Dataset records on visual material:
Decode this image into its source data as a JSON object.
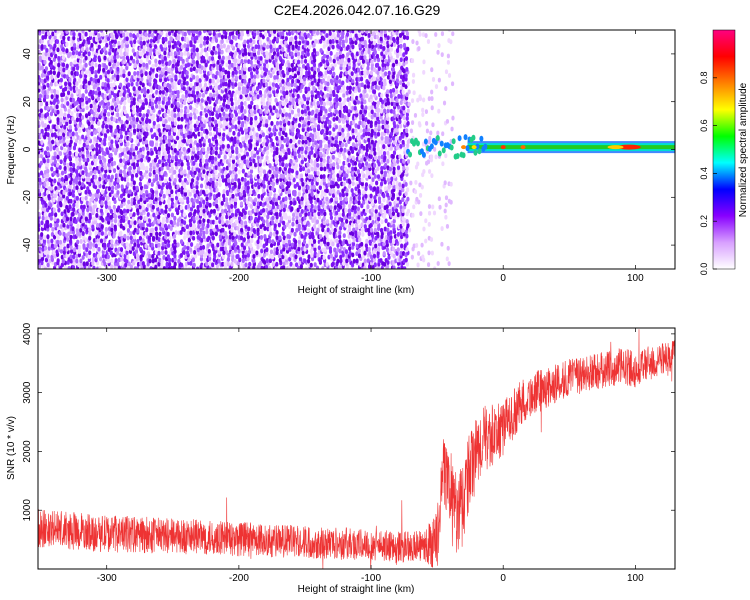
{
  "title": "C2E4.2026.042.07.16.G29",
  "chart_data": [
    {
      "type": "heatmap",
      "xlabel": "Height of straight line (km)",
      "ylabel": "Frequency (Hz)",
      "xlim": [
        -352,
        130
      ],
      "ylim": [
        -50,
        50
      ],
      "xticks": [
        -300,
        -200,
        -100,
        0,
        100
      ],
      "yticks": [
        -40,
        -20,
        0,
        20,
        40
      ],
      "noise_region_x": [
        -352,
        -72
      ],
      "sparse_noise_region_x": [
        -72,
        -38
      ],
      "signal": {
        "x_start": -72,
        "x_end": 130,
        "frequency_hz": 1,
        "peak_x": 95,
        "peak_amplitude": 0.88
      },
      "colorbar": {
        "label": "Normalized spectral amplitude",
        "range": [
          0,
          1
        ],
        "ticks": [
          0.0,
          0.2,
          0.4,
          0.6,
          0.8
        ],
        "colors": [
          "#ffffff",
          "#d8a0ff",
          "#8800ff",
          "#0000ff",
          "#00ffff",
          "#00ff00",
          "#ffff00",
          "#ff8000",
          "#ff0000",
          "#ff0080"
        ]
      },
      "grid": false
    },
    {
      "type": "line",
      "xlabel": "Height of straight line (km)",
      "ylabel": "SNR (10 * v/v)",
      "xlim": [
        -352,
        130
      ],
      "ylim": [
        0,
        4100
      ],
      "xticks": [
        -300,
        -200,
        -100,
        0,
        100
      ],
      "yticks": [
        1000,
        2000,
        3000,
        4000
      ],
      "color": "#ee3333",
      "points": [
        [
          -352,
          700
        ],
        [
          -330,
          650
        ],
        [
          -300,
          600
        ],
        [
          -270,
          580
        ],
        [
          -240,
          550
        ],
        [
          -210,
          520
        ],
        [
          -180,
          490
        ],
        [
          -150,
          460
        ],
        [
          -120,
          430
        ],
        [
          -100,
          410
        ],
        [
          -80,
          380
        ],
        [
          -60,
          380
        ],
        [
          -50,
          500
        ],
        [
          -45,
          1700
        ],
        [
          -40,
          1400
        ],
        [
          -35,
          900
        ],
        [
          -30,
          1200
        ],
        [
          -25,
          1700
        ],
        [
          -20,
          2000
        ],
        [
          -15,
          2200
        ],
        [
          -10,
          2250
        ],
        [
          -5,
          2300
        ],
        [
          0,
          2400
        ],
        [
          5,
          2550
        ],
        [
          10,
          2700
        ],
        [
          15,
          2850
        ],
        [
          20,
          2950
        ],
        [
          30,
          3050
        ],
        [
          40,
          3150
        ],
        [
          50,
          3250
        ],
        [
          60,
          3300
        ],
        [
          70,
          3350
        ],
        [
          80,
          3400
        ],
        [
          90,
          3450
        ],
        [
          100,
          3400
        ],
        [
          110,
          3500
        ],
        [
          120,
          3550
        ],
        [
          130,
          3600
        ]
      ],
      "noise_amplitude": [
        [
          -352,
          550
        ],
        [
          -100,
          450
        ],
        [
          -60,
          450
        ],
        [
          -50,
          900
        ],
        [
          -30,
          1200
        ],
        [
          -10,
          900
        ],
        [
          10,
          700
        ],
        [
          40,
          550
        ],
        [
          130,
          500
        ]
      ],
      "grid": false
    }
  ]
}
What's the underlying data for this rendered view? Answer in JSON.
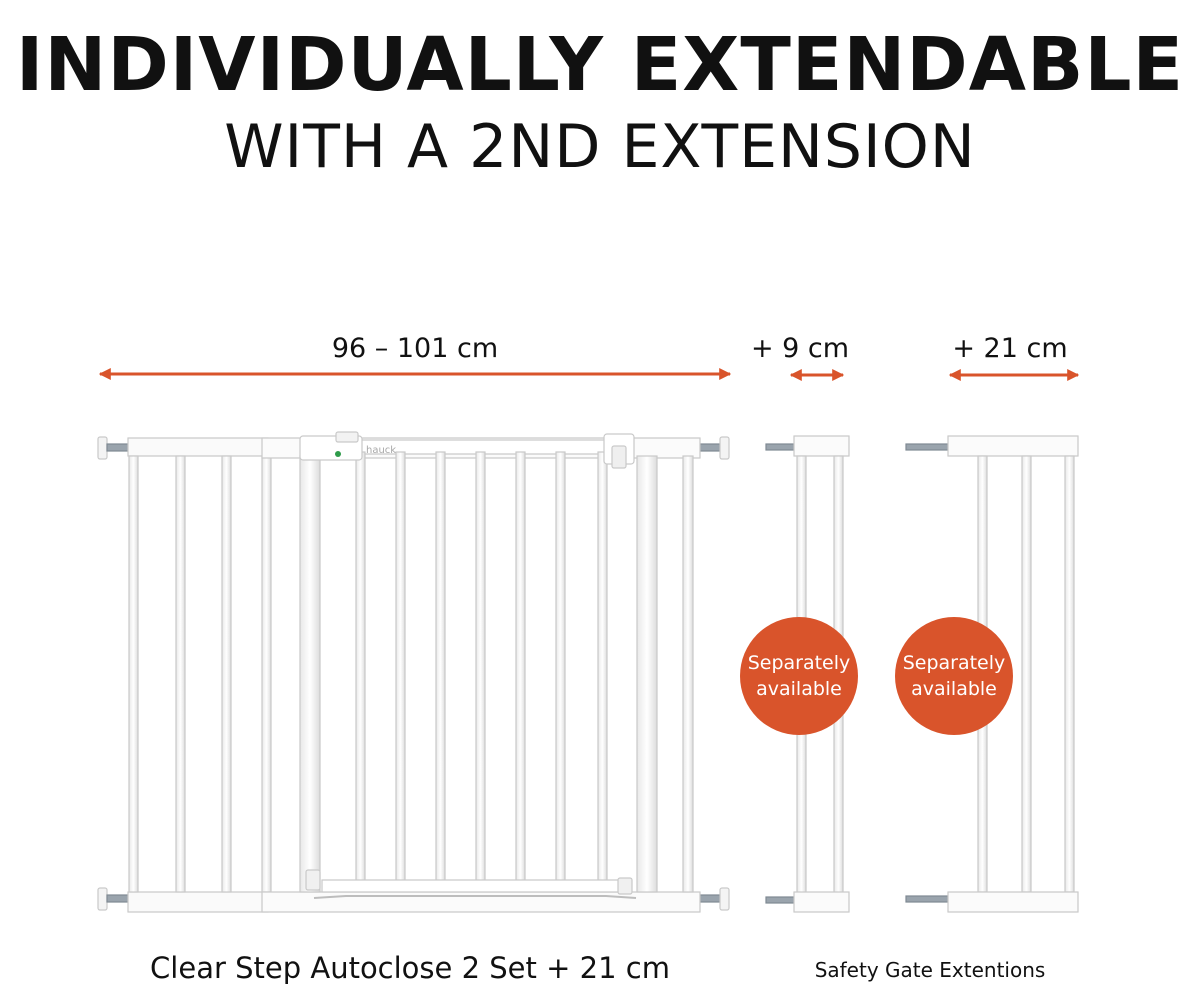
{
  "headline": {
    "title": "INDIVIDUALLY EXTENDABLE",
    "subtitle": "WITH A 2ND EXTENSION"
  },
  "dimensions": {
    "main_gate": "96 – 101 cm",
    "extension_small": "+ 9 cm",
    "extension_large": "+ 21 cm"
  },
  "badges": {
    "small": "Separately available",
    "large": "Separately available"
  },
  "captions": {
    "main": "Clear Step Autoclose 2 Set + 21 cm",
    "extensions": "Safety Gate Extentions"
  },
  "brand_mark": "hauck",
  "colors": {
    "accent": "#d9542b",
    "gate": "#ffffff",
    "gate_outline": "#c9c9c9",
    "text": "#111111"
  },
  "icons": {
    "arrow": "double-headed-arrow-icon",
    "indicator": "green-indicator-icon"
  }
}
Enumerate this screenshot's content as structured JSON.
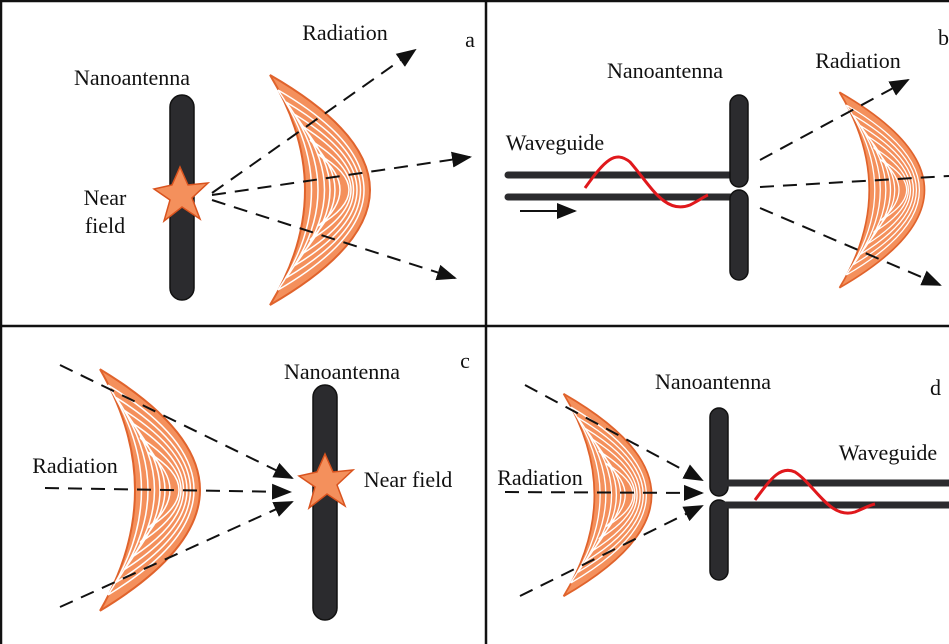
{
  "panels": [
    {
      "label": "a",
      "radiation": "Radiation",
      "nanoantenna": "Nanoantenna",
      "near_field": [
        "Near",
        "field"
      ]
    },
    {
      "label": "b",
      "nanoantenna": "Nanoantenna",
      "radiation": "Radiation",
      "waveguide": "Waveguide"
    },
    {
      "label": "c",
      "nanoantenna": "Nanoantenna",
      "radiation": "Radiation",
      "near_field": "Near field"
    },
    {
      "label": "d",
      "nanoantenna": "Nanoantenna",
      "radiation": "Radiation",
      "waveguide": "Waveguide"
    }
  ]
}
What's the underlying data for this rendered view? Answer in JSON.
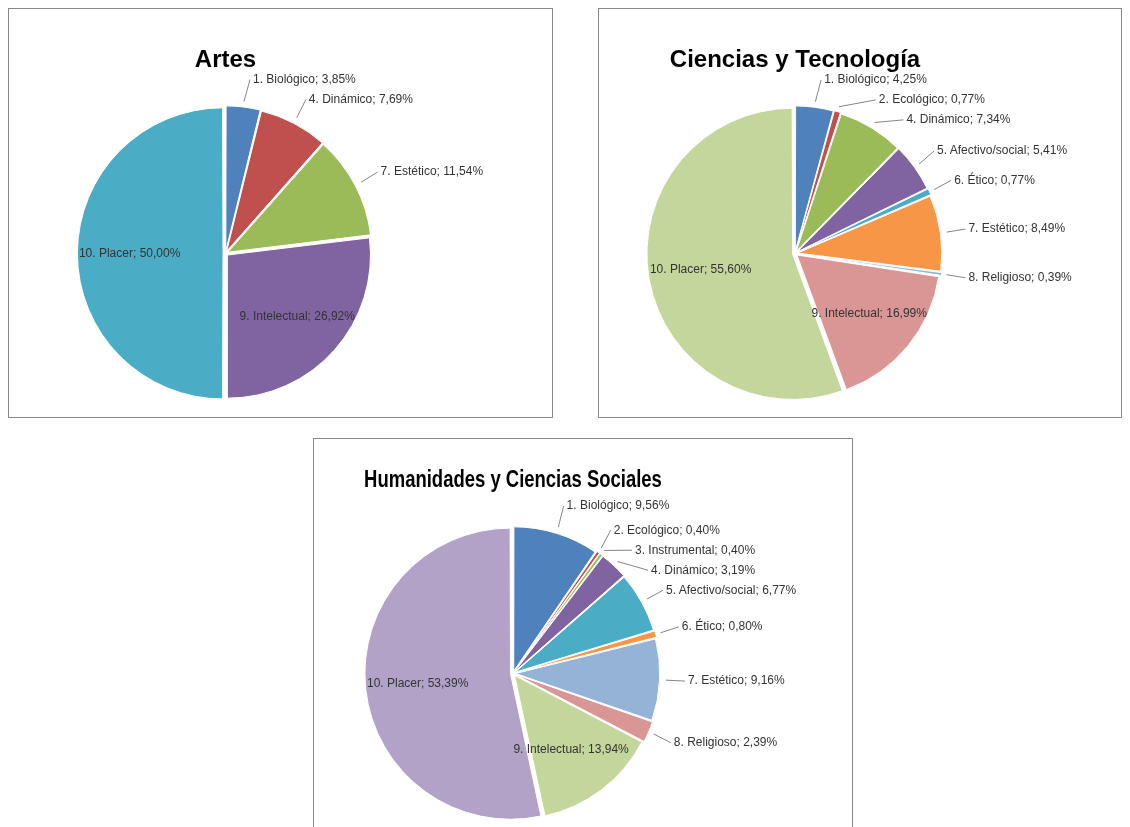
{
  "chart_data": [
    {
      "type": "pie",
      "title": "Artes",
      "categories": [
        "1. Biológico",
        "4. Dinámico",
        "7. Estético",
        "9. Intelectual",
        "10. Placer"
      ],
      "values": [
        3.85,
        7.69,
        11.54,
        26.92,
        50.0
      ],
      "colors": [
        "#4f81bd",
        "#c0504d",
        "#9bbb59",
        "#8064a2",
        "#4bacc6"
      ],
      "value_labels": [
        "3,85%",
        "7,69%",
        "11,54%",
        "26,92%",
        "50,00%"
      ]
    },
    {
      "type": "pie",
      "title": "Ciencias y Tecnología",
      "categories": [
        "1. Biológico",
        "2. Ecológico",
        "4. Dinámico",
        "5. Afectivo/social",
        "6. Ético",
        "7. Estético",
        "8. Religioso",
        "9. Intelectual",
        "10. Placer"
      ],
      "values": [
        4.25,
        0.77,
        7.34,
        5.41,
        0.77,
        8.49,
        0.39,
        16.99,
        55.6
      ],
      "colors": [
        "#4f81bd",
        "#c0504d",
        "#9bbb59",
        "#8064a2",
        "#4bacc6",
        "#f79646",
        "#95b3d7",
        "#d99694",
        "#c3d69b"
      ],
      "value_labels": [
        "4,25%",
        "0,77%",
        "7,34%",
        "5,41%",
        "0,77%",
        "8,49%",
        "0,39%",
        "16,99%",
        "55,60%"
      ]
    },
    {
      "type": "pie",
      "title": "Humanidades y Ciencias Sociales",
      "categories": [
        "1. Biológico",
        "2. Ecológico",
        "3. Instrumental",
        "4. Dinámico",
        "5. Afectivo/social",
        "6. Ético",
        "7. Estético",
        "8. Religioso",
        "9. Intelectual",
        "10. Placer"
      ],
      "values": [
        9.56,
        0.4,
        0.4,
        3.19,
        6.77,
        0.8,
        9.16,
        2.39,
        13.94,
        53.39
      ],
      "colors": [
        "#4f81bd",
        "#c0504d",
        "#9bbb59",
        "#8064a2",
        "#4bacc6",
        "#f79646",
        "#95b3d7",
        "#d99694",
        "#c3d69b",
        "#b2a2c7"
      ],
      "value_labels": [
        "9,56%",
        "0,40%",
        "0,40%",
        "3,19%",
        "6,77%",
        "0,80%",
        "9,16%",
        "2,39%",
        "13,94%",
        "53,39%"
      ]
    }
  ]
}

Objective:
Take the listing above and restate it word for word, without its pictures.

Solution to this exercise:
Decode this image into its source data as a JSON object.
{
  "title": "C2E4.2026.042.07.16.G29",
  "chart_data": [
    {
      "type": "heatmap",
      "xlabel": "Height of straight line (km)",
      "ylabel": "Frequency (Hz)",
      "xlim": [
        -352,
        130
      ],
      "ylim": [
        -50,
        50
      ],
      "xticks": [
        -300,
        -200,
        -100,
        0,
        100
      ],
      "yticks": [
        -40,
        -20,
        0,
        20,
        40
      ],
      "noise_region_x": [
        -352,
        -72
      ],
      "sparse_noise_region_x": [
        -72,
        -38
      ],
      "signal": {
        "x_start": -72,
        "x_end": 130,
        "frequency_hz": 1,
        "peak_x": 95,
        "peak_amplitude": 0.88
      },
      "colorbar": {
        "label": "Normalized spectral amplitude",
        "range": [
          0,
          1
        ],
        "ticks": [
          0.0,
          0.2,
          0.4,
          0.6,
          0.8
        ],
        "colors": [
          "#ffffff",
          "#d8a0ff",
          "#8800ff",
          "#0000ff",
          "#00ffff",
          "#00ff00",
          "#ffff00",
          "#ff8000",
          "#ff0000",
          "#ff0080"
        ]
      },
      "grid": false
    },
    {
      "type": "line",
      "xlabel": "Height of straight line (km)",
      "ylabel": "SNR (10 * v/v)",
      "xlim": [
        -352,
        130
      ],
      "ylim": [
        0,
        4100
      ],
      "xticks": [
        -300,
        -200,
        -100,
        0,
        100
      ],
      "yticks": [
        1000,
        2000,
        3000,
        4000
      ],
      "color": "#ee3333",
      "points": [
        [
          -352,
          700
        ],
        [
          -330,
          650
        ],
        [
          -300,
          600
        ],
        [
          -270,
          580
        ],
        [
          -240,
          550
        ],
        [
          -210,
          520
        ],
        [
          -180,
          490
        ],
        [
          -150,
          460
        ],
        [
          -120,
          430
        ],
        [
          -100,
          410
        ],
        [
          -80,
          380
        ],
        [
          -60,
          380
        ],
        [
          -50,
          500
        ],
        [
          -45,
          1700
        ],
        [
          -40,
          1400
        ],
        [
          -35,
          900
        ],
        [
          -30,
          1200
        ],
        [
          -25,
          1700
        ],
        [
          -20,
          2000
        ],
        [
          -15,
          2200
        ],
        [
          -10,
          2250
        ],
        [
          -5,
          2300
        ],
        [
          0,
          2400
        ],
        [
          5,
          2550
        ],
        [
          10,
          2700
        ],
        [
          15,
          2850
        ],
        [
          20,
          2950
        ],
        [
          30,
          3050
        ],
        [
          40,
          3150
        ],
        [
          50,
          3250
        ],
        [
          60,
          3300
        ],
        [
          70,
          3350
        ],
        [
          80,
          3400
        ],
        [
          90,
          3450
        ],
        [
          100,
          3400
        ],
        [
          110,
          3500
        ],
        [
          120,
          3550
        ],
        [
          130,
          3600
        ]
      ],
      "noise_amplitude": [
        [
          -352,
          550
        ],
        [
          -100,
          450
        ],
        [
          -60,
          450
        ],
        [
          -50,
          900
        ],
        [
          -30,
          1200
        ],
        [
          -10,
          900
        ],
        [
          10,
          700
        ],
        [
          40,
          550
        ],
        [
          130,
          500
        ]
      ],
      "grid": false
    }
  ]
}
What's the underlying data for this rendered view? Answer in JSON.
{
  "headline": {
    "title": "INDIVIDUALLY EXTENDABLE",
    "subtitle": "WITH A 2ND EXTENSION"
  },
  "dimensions": {
    "main_gate": "96 – 101 cm",
    "extension_small": "+ 9 cm",
    "extension_large": "+ 21 cm"
  },
  "badges": {
    "small": "Separately available",
    "large": "Separately available"
  },
  "captions": {
    "main": "Clear Step Autoclose 2 Set + 21 cm",
    "extensions": "Safety Gate Extentions"
  },
  "brand_mark": "hauck",
  "colors": {
    "accent": "#d9542b",
    "gate": "#ffffff",
    "gate_outline": "#c9c9c9",
    "text": "#111111"
  },
  "icons": {
    "arrow": "double-headed-arrow-icon",
    "indicator": "green-indicator-icon"
  }
}
Enumerate this screenshot's content as structured JSON.
{
  "panels": [
    {
      "label": "a",
      "radiation": "Radiation",
      "nanoantenna": "Nanoantenna",
      "near_field": [
        "Near",
        "field"
      ]
    },
    {
      "label": "b",
      "nanoantenna": "Nanoantenna",
      "radiation": "Radiation",
      "waveguide": "Waveguide"
    },
    {
      "label": "c",
      "nanoantenna": "Nanoantenna",
      "radiation": "Radiation",
      "near_field": "Near field"
    },
    {
      "label": "d",
      "nanoantenna": "Nanoantenna",
      "radiation": "Radiation",
      "waveguide": "Waveguide"
    }
  ]
}
What's the underlying data for this rendered view? Answer in JSON.
{
  "chart_data": [
    {
      "type": "pie",
      "title": "Artes",
      "categories": [
        "1. Biológico",
        "4. Dinámico",
        "7. Estético",
        "9. Intelectual",
        "10. Placer"
      ],
      "values": [
        3.85,
        7.69,
        11.54,
        26.92,
        50.0
      ],
      "colors": [
        "#4f81bd",
        "#c0504d",
        "#9bbb59",
        "#8064a2",
        "#4bacc6"
      ],
      "value_labels": [
        "3,85%",
        "7,69%",
        "11,54%",
        "26,92%",
        "50,00%"
      ]
    },
    {
      "type": "pie",
      "title": "Ciencias y Tecnología",
      "categories": [
        "1. Biológico",
        "2. Ecológico",
        "4. Dinámico",
        "5. Afectivo/social",
        "6. Ético",
        "7. Estético",
        "8. Religioso",
        "9. Intelectual",
        "10. Placer"
      ],
      "values": [
        4.25,
        0.77,
        7.34,
        5.41,
        0.77,
        8.49,
        0.39,
        16.99,
        55.6
      ],
      "colors": [
        "#4f81bd",
        "#c0504d",
        "#9bbb59",
        "#8064a2",
        "#4bacc6",
        "#f79646",
        "#95b3d7",
        "#d99694",
        "#c3d69b"
      ],
      "value_labels": [
        "4,25%",
        "0,77%",
        "7,34%",
        "5,41%",
        "0,77%",
        "8,49%",
        "0,39%",
        "16,99%",
        "55,60%"
      ]
    },
    {
      "type": "pie",
      "title": "Humanidades y Ciencias Sociales",
      "categories": [
        "1. Biológico",
        "2. Ecológico",
        "3. Instrumental",
        "4. Dinámico",
        "5. Afectivo/social",
        "6. Ético",
        "7. Estético",
        "8. Religioso",
        "9. Intelectual",
        "10. Placer"
      ],
      "values": [
        9.56,
        0.4,
        0.4,
        3.19,
        6.77,
        0.8,
        9.16,
        2.39,
        13.94,
        53.39
      ],
      "colors": [
        "#4f81bd",
        "#c0504d",
        "#9bbb59",
        "#8064a2",
        "#4bacc6",
        "#f79646",
        "#95b3d7",
        "#d99694",
        "#c3d69b",
        "#b2a2c7"
      ],
      "value_labels": [
        "9,56%",
        "0,40%",
        "0,40%",
        "3,19%",
        "6,77%",
        "0,80%",
        "9,16%",
        "2,39%",
        "13,94%",
        "53,39%"
      ]
    }
  ]
}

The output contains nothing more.